→ SET TASK
Return every line in the listing below that contains the word "Lorem".

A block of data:
>>>

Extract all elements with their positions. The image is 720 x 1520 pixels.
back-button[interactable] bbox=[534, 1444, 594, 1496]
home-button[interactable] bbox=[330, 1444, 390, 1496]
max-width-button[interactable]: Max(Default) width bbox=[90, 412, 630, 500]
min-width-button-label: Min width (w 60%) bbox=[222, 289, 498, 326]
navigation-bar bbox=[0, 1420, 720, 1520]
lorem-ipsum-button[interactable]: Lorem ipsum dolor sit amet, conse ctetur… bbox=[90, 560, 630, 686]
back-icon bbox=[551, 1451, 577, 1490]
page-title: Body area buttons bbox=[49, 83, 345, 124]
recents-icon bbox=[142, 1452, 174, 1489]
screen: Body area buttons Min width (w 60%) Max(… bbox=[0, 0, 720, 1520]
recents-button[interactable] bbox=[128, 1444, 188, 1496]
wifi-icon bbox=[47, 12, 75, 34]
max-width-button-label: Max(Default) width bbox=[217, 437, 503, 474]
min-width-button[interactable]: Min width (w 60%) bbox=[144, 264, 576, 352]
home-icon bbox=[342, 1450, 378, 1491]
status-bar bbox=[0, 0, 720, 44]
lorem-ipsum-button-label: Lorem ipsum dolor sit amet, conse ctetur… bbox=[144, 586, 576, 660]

<<<

→ RESPONSE BELOW
lorem-ipsum-button[interactable]: Lorem ipsum dolor sit amet, conse ctetur… bbox=[90, 560, 630, 686]
lorem-ipsum-button-label: Lorem ipsum dolor sit amet, conse ctetur… bbox=[144, 586, 576, 660]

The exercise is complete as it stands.